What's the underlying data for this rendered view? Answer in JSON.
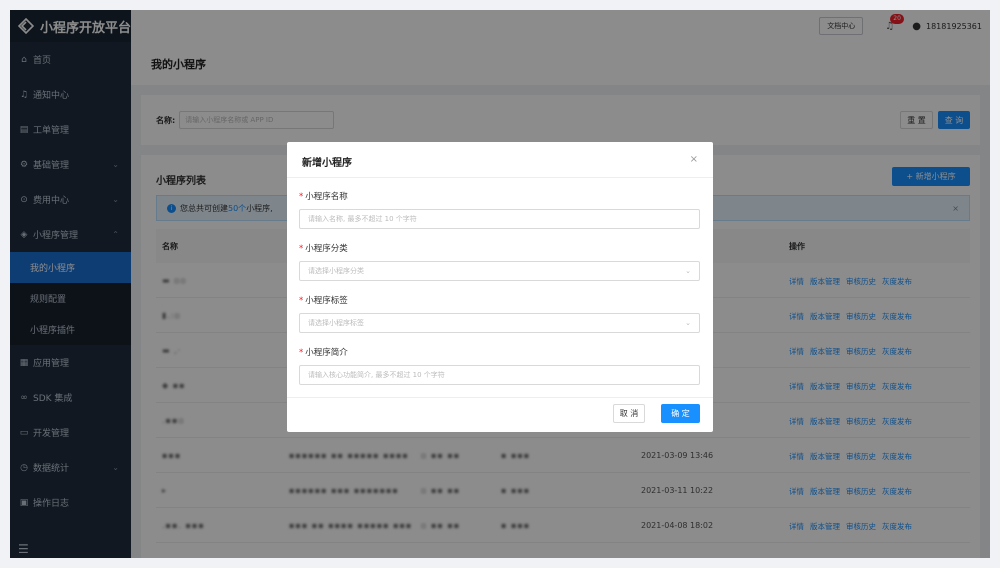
{
  "sidebar": {
    "logo_text": "小程序开放平台",
    "items": [
      {
        "icon": "⌂",
        "label": "首页"
      },
      {
        "icon": "♫",
        "label": "通知中心"
      },
      {
        "icon": "▤",
        "label": "工单管理"
      },
      {
        "icon": "⚙",
        "label": "基础管理",
        "chevron": "⌄"
      },
      {
        "icon": "⊙",
        "label": "费用中心",
        "chevron": "⌄"
      },
      {
        "icon": "◈",
        "label": "小程序管理",
        "chevron": "⌃"
      }
    ],
    "subitems": [
      "我的小程序",
      "规则配置",
      "小程序插件"
    ],
    "items2": [
      {
        "icon": "▦",
        "label": "应用管理"
      },
      {
        "icon": "∞",
        "label": "SDK 集成"
      },
      {
        "icon": "▭",
        "label": "开发管理"
      },
      {
        "icon": "◷",
        "label": "数据统计",
        "chevron": "⌄"
      },
      {
        "icon": "▣",
        "label": "操作日志"
      }
    ],
    "bottom_icon": "☰"
  },
  "topbar": {
    "doc_center": "文档中心",
    "badge": "20",
    "username": "18181925361"
  },
  "page": {
    "title": "我的小程序",
    "search_label": "名称:",
    "search_placeholder": "请输入小程序名称或 APP ID",
    "reset": "重 置",
    "query": "查 询",
    "list_title": "小程序列表",
    "add_button": "+ 新增小程序",
    "alert_prefix": "您总共可创建",
    "alert_count": "50个",
    "alert_suffix": "小程序,",
    "col_name": "名称",
    "col_ops": "操作",
    "ops": [
      "详情",
      "版本管理",
      "审核历史",
      "灰度发布"
    ],
    "rows": [
      {
        "name": "▬ ▫▫",
        "c1": "",
        "c2": "",
        "c3": "",
        "date": ""
      },
      {
        "name": "▮.:▫",
        "c1": "",
        "c2": "",
        "c3": "",
        "date": ""
      },
      {
        "name": "▬ ,·",
        "c1": "",
        "c2": "",
        "c3": "",
        "date": ""
      },
      {
        "name": "◆ ▪▪",
        "c1": "",
        "c2": "",
        "c3": "",
        "date": ""
      },
      {
        "name": ".▪▪▫",
        "c1": "",
        "c2": "",
        "c3": "",
        "date": ""
      },
      {
        "name": "▪▪▪",
        "c1": "▪▪▪▪▪▪ ▪▪ ▪▪▪▪▪ ▪▪▪▪",
        "c2": "▫ ▪▪ ▪▪",
        "c3": "▪ ▪▪▪",
        "date": "2021-03-09 13:46"
      },
      {
        "name": "▸",
        "c1": "▪▪▪▪▪▪ ▪▪▪ ▪▪▪▪▪▪▪",
        "c2": "▫ ▪▪ ▪▪",
        "c3": "▪ ▪▪▪",
        "date": "2021-03-11 10:22"
      },
      {
        "name": ".▪▪. ▪▪▪",
        "c1": "▪▪▪ ▪▪ ▪▪▪▪ ▪▪▪▪▪ ▪▪▪",
        "c2": "▫ ▪▪ ▪▪",
        "c3": "▪ ▪▪▪",
        "date": "2021-04-08 18:02"
      }
    ]
  },
  "modal": {
    "title": "新增小程序",
    "close": "×",
    "fields": [
      {
        "label": "小程序名称",
        "placeholder": "请输入名称, 最多不超过 10 个字符",
        "select": false
      },
      {
        "label": "小程序分类",
        "placeholder": "请选择小程序分类",
        "select": true
      },
      {
        "label": "小程序标签",
        "placeholder": "请选择小程序标签",
        "select": true
      },
      {
        "label": "小程序简介",
        "placeholder": "请输入核心功能简介, 最多不超过 10 个字符",
        "select": false
      }
    ],
    "required_mark": "*",
    "select_chevron": "⌄",
    "cancel": "取 消",
    "ok": "确 定"
  },
  "colors": {
    "primary": "#1890ff",
    "sidebar": "#1f2d3d",
    "active": "#1b6fd4"
  }
}
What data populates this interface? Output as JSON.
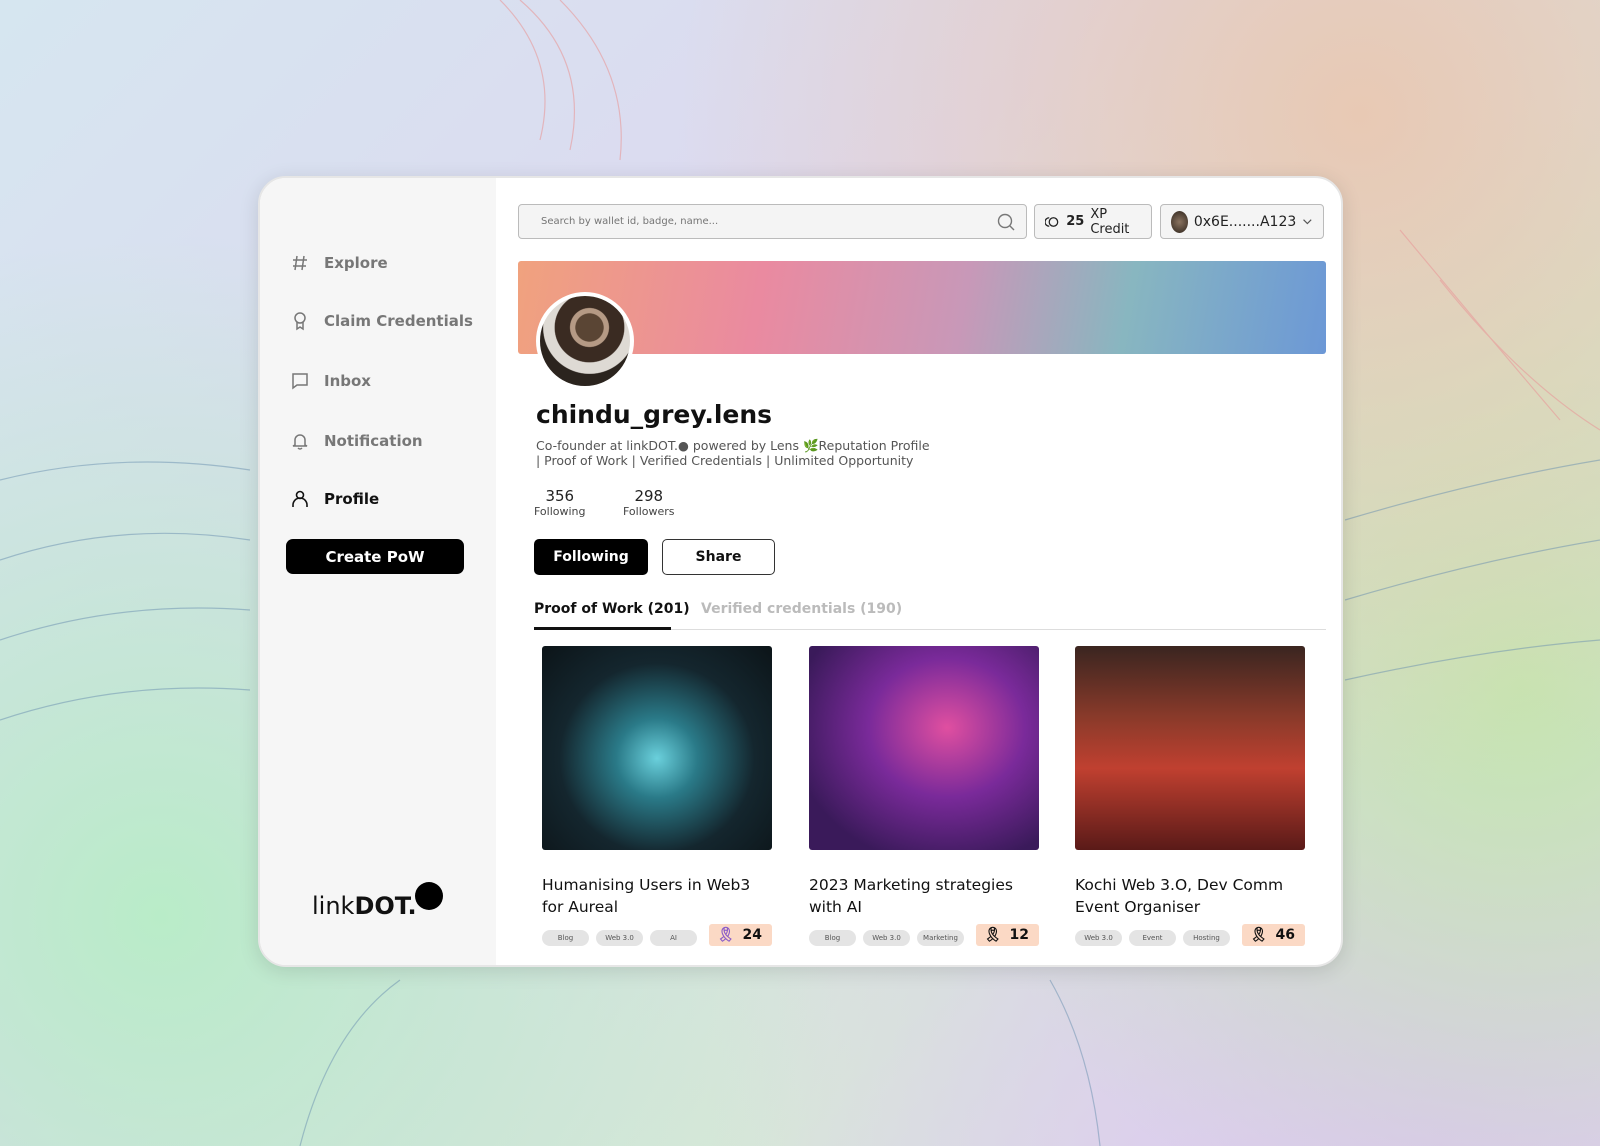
{
  "sidebar": {
    "items": [
      {
        "label": "Explore",
        "icon": "hash-icon"
      },
      {
        "label": "Claim Credentials",
        "icon": "award-icon"
      },
      {
        "label": "Inbox",
        "icon": "message-icon"
      },
      {
        "label": "Notification",
        "icon": "bell-icon"
      },
      {
        "label": "Profile",
        "icon": "user-icon",
        "active": true
      }
    ],
    "create_label": "Create PoW",
    "logo": "linkDOT."
  },
  "header": {
    "search_placeholder": "Search by wallet id, badge, name...",
    "xp_value": "25",
    "xp_label": "XP Credit",
    "wallet": "0x6E.......A123"
  },
  "profile": {
    "name": "chindu_grey.lens",
    "bio_line1": "Co-founder at linkDOT.● powered by Lens 🌿Reputation Profile",
    "bio_line2": "| Proof of Work | Verified Credentials | Unlimited Opportunity",
    "following_count": "356",
    "following_label": "Following",
    "followers_count": "298",
    "followers_label": "Followers",
    "follow_button": "Following",
    "share_button": "Share"
  },
  "tabs": [
    {
      "label": "Proof of Work (201)",
      "active": true
    },
    {
      "label": "Verified credentials (190)",
      "active": false
    }
  ],
  "cards": [
    {
      "title": "Humanising Users in Web3 for Aureal",
      "tags": [
        "Blog",
        "Web 3.0",
        "AI"
      ],
      "count": "24"
    },
    {
      "title": "2023 Marketing strategies with AI",
      "tags": [
        "Blog",
        "Web 3.0",
        "Marketing"
      ],
      "count": "12"
    },
    {
      "title": "Kochi Web 3.O, Dev Comm Event Organiser",
      "tags": [
        "Web 3.0",
        "Event",
        "Hosting"
      ],
      "count": "46"
    }
  ],
  "colors": {
    "accent": "#000000",
    "badge_bg": "#fbd9c5"
  }
}
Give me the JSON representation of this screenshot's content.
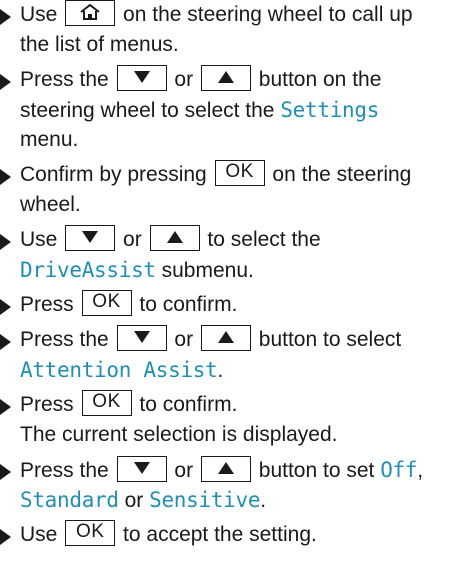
{
  "steps": [
    {
      "line1_pre": "Use",
      "line1_post": "on the steering wheel to call up",
      "line2": "the list of menus."
    },
    {
      "line1_pre": "Press the",
      "or": "or",
      "line1_post": "button on the",
      "line2_pre": "steering wheel to select the",
      "line2_disp": "Settings",
      "line3": "menu."
    },
    {
      "line1_pre": "Confirm by pressing",
      "line1_post": "on the steering",
      "line2": "wheel."
    },
    {
      "line1_pre": "Use",
      "or": "or",
      "line1_post": "to select the",
      "line2_disp": "DriveAssist",
      "line2_post": "submenu."
    },
    {
      "line1_pre": "Press",
      "line1_post": "to confirm."
    },
    {
      "line1_pre": "Press the",
      "or": "or",
      "line1_post": "button to select",
      "line2_disp": "Attention Assist",
      "line2_post": "."
    },
    {
      "line1_pre": "Press",
      "line1_post": "to confirm.",
      "line2": "The current selection is displayed."
    },
    {
      "line1_pre": "Press the",
      "or": "or",
      "line1_post": "button to set",
      "line1_disp": "Off",
      "line1_end": ",",
      "line2_disp1": "Standard",
      "line2_mid": "or",
      "line2_disp2": "Sensitive",
      "line2_end": "."
    },
    {
      "line1_pre": "Use",
      "line1_post": "to accept the setting."
    }
  ],
  "keys": {
    "ok": "OK",
    "home_icon": "home-icon",
    "down_icon": "triangle-down-icon",
    "up_icon": "triangle-up-icon"
  },
  "colors": {
    "display_text": "#1f8fb8",
    "body_text": "#1a1a1a"
  }
}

++++++

▶ **Job**
Scan the material above. Copy each line where "this" occurs.

▶ **Response below**
What's the underlying data for this rendered view? Answer in JSON.
What data populates this interface? Output as JSON.
Give me the JSON representation of this screenshot's content.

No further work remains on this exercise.